EXERCISE REQUIREMENTS.
**a.** List every person named in the article below about Andrew Valentine and the Valentines of Dundee exhibition.
**b.** According to the article below about the Valentines of Dundee exhibition, on what date does the exhibition open at V&A Dundee?
**c.** Resume the article below about Andrew Valentine and the Valentines of Dundee exhibition, picking up after its final sentence.

Coupar Angus man Andrew Valentine has been trying to conduct background research into Coupar Two Ltd.
Coupar Angus man Andrew Valentine has been trying to conduct background research into Coupar Two Ltd.

It is a city famous for the 3Js of jute, jam and journalism.

But a new exhibition telling the story of picture postcard and greetings card company Valentines of Dundee will “finally” celebrate a fourth recognised pillar of Dundee’s industrial heritage.

Former director Andrew Valentine

Andrew Valentine, the great-great grandson of Dundee photographer and picture postcard company founder James Valentine, says he and his late brother Malcolm always “resented” the city’s jute, jam and journalism phraseology.

“Greetings cards didn’t have a ‘J’ in front of it!” he says.

Andrew Valentine at the St Andrews University archive with Catriona McAra & Laura Brown

He now believes, however, that the free exhibition Sincerely, Valentines - From Postcards to Greetings Cards, which opens at V&A Dundee on July 2, will “put a bit of that right”.

“For many years, my brother Malcolm and I felt that the contribution Valentines made to photography and design and the employment record of the loyal staff who made the company’s success possible, has never been properly acknowledged,” he says.

“Sadly, Malcolm died in 2016, and it was not until a couple of years after that I approached the V&A team in Dundee to explore the possibilities of an exhibition, backed by the James Valentine photographic collection, preserved by University of St Andrews Libraries & Museums.

“Right from that very first meeting, I have been immensely encouraged by everyone’s enthusiasm and have appreciated being involved throughout the process.

Valentines, 1960.

“I just wish that all my family who contributed so much to the success and reputation of the Valentine company in Dundee could be around to see the wonderful way in which their work, and the effort of all who worked in the company, is now being recorded in this very comprehensive way.”

Family dynasty

The Courier caught up with Mr Valentine, 82, as he visited the James Valentine Photographic Collection, a unique archive of over 120,000 images held at University of St Andrews Libraries and Museums.

A sixth generation member of the Valentine dynasty which was founded in 1825, he’s been enthralled by the “treasure trove” of material which he admits he knows “far too little about!”

Born in Broughty Ferry with early education there, he went to Clifton Hall Prep School in Edinburgh and Sedbergh School in Cumbria.

He “never wanted to do anything else” other than work in the family business.

Valentines, 1955

Inspired by his childhood trips to the Dundee factory, he joined Valentines in 1959 aged 19 having just missed National Service, and two years before he married Averil.

Encouraged by his father to gain experience across the business, he spent a lot of time in the photographic and illustration departments, finishing up in sales and marketing where he became the sales manager then sales director.

DATASET SECTION.
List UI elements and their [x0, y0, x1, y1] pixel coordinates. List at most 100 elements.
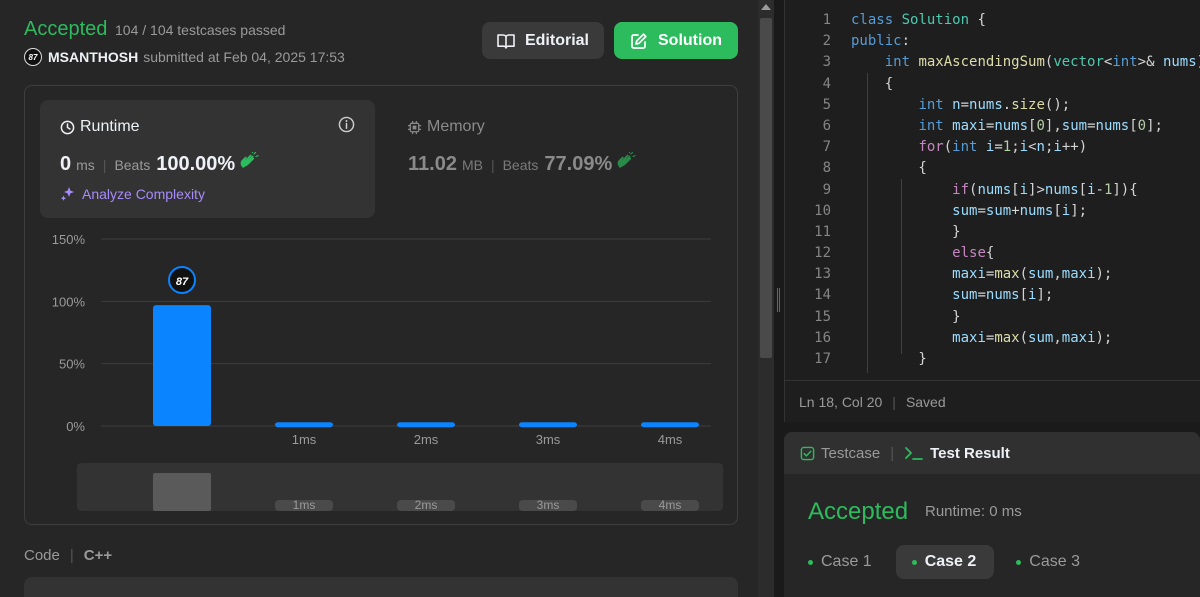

TASK-BY-TASK OUTPUTS.
**a.**
Andrew Valentine
James Valentine
Malcolm Valentine
Catriona McAra
Laura Brown
Averil

**b.** It opens on July 2.

**c.**
Some of his earliest memories are “being fascinated by the skill and speed of watching people in the factory assembling things together”.

He remembers a ‘Real Photo Machine’.

Photographic paper would go in one end and, 30 yards later, having passed over a “huge great aircraft tyre”, pictures would be developed and printed, and a sheet of postcards came out the other.

Proofing a print at the Kingsway factory

However, while it was the Valentine family who wanted the company to grow, it was the employees who “made this happen”.

That’s why he’s delighted the exhibition has sought the memories of former employees, with two public call-outs through The Courier helping track down more than 40 people.

“I like to think the company name Valentines was a very good one,” he says.

“But I think the employees made it in the end. I think it was a happy company.

“There was a great atmosphere, and strong family connections. Workers within the company would have granny, mum and son or daughter being part of it. Multi-generational working was very much encouraged.”

Changing times

Mr Valentine left the company “amicably” in 1970 a few years after its takeover by John Waddington Ltd.

Andrew Valentine explores the archive with Catriona McAra of St Andrews University

Waddingtons were “very good and managed the company very well”, he says.

However, Mr Valentine also wanted the freedom to do his own thing, away from the big corporate setup.

He started his own greeting card company Andrew Valentine Ltd (AVL) that same year alongside five other ex-Valentine employees.

They eventually grew and moved from Lochee to Wester Gourdie industrial estate with 250 people.

He wound down as chairman of AVL in 1979, transferring to the art reproduction industry, and became chairman of the Nelson Rockefeller Collection Inc in 1984.

24 best Valentines pictures as exhibition celebrating Dundee postcard firm heads for V&A

AVL continued in Dundee, eventually taken over by Rustcraft Cards, which itself was taken over shortly afterwards by American Greetings, the second largest card company in the world.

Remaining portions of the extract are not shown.